*Given exercise:*
Print all entries precisely as they are written.

-- Records start --

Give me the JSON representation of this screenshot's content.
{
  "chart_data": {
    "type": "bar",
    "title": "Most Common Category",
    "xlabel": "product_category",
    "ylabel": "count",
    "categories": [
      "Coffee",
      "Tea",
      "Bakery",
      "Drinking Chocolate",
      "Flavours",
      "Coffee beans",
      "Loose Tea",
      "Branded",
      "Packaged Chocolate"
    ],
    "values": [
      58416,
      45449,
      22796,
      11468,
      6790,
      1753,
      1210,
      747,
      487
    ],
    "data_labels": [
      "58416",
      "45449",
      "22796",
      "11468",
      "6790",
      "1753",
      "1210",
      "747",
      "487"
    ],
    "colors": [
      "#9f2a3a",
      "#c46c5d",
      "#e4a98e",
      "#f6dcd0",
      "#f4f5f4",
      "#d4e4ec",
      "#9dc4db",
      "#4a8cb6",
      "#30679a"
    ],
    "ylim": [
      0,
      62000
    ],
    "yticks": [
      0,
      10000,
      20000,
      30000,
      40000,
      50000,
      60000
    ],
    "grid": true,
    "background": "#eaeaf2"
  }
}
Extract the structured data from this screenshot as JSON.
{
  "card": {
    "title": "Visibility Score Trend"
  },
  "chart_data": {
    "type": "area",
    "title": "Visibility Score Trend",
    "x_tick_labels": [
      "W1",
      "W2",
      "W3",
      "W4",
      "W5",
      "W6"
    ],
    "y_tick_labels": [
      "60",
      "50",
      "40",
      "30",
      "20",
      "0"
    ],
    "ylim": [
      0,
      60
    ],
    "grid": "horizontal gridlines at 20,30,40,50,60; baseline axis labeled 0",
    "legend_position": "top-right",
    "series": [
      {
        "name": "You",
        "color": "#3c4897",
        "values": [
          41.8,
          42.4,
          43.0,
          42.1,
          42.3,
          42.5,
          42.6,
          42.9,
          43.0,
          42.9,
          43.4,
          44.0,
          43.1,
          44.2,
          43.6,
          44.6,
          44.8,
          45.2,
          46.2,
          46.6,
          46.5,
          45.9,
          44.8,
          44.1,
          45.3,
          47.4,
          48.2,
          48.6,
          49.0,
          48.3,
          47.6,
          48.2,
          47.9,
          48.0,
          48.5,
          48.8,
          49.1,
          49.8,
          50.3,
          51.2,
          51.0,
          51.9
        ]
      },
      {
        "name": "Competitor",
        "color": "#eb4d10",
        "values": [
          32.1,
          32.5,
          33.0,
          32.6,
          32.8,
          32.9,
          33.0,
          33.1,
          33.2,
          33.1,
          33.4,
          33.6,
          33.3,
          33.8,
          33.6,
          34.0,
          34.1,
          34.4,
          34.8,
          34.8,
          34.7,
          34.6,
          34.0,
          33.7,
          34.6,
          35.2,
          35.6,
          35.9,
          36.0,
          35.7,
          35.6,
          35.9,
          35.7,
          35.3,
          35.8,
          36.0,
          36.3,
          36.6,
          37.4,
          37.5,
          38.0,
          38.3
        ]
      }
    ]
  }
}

-- Records end --

*Task answer:*
Give me the JSON representation of this screenshot's content.
{
  "chart_data": {
    "type": "bar",
    "title": "Most Common Category",
    "xlabel": "product_category",
    "ylabel": "count",
    "categories": [
      "Coffee",
      "Tea",
      "Bakery",
      "Drinking Chocolate",
      "Flavours",
      "Coffee beans",
      "Loose Tea",
      "Branded",
      "Packaged Chocolate"
    ],
    "values": [
      58416,
      45449,
      22796,
      11468,
      6790,
      1753,
      1210,
      747,
      487
    ],
    "data_labels": [
      "58416",
      "45449",
      "22796",
      "11468",
      "6790",
      "1753",
      "1210",
      "747",
      "487"
    ],
    "colors": [
      "#9f2a3a",
      "#c46c5d",
      "#e4a98e",
      "#f6dcd0",
      "#f4f5f4",
      "#d4e4ec",
      "#9dc4db",
      "#4a8cb6",
      "#30679a"
    ],
    "ylim": [
      0,
      62000
    ],
    "yticks": [
      0,
      10000,
      20000,
      30000,
      40000,
      50000,
      60000
    ],
    "grid": true,
    "background": "#eaeaf2"
  }
}
Extract the structured data from this screenshot as JSON.
{
  "card": {
    "title": "Visibility Score Trend"
  },
  "chart_data": {
    "type": "area",
    "title": "Visibility Score Trend",
    "x_tick_labels": [
      "W1",
      "W2",
      "W3",
      "W4",
      "W5",
      "W6"
    ],
    "y_tick_labels": [
      "60",
      "50",
      "40",
      "30",
      "20",
      "0"
    ],
    "ylim": [
      0,
      60
    ],
    "grid": "horizontal gridlines at 20,30,40,50,60; baseline axis labeled 0",
    "legend_position": "top-right",
    "series": [
      {
        "name": "You",
        "color": "#3c4897",
        "values": [
          41.8,
          42.4,
          43.0,
          42.1,
          42.3,
          42.5,
          42.6,
          42.9,
          43.0,
          42.9,
          43.4,
          44.0,
          43.1,
          44.2,
          43.6,
          44.6,
          44.8,
          45.2,
          46.2,
          46.6,
          46.5,
          45.9,
          44.8,
          44.1,
          45.3,
          47.4,
          48.2,
          48.6,
          49.0,
          48.3,
          47.6,
          48.2,
          47.9,
          48.0,
          48.5,
          48.8,
          49.1,
          49.8,
          50.3,
          51.2,
          51.0,
          51.9
        ]
      },
      {
        "name": "Competitor",
        "color": "#eb4d10",
        "values": [
          32.1,
          32.5,
          33.0,
          32.6,
          32.8,
          32.9,
          33.0,
          33.1,
          33.2,
          33.1,
          33.4,
          33.6,
          33.3,
          33.8,
          33.6,
          34.0,
          34.1,
          34.4,
          34.8,
          34.8,
          34.7,
          34.6,
          34.0,
          33.7,
          34.6,
          35.2,
          35.6,
          35.9,
          36.0,
          35.7,
          35.6,
          35.9,
          35.7,
          35.3,
          35.8,
          36.0,
          36.3,
          36.6,
          37.4,
          37.5,
          38.0,
          38.3
        ]
      }
    ]
  }
}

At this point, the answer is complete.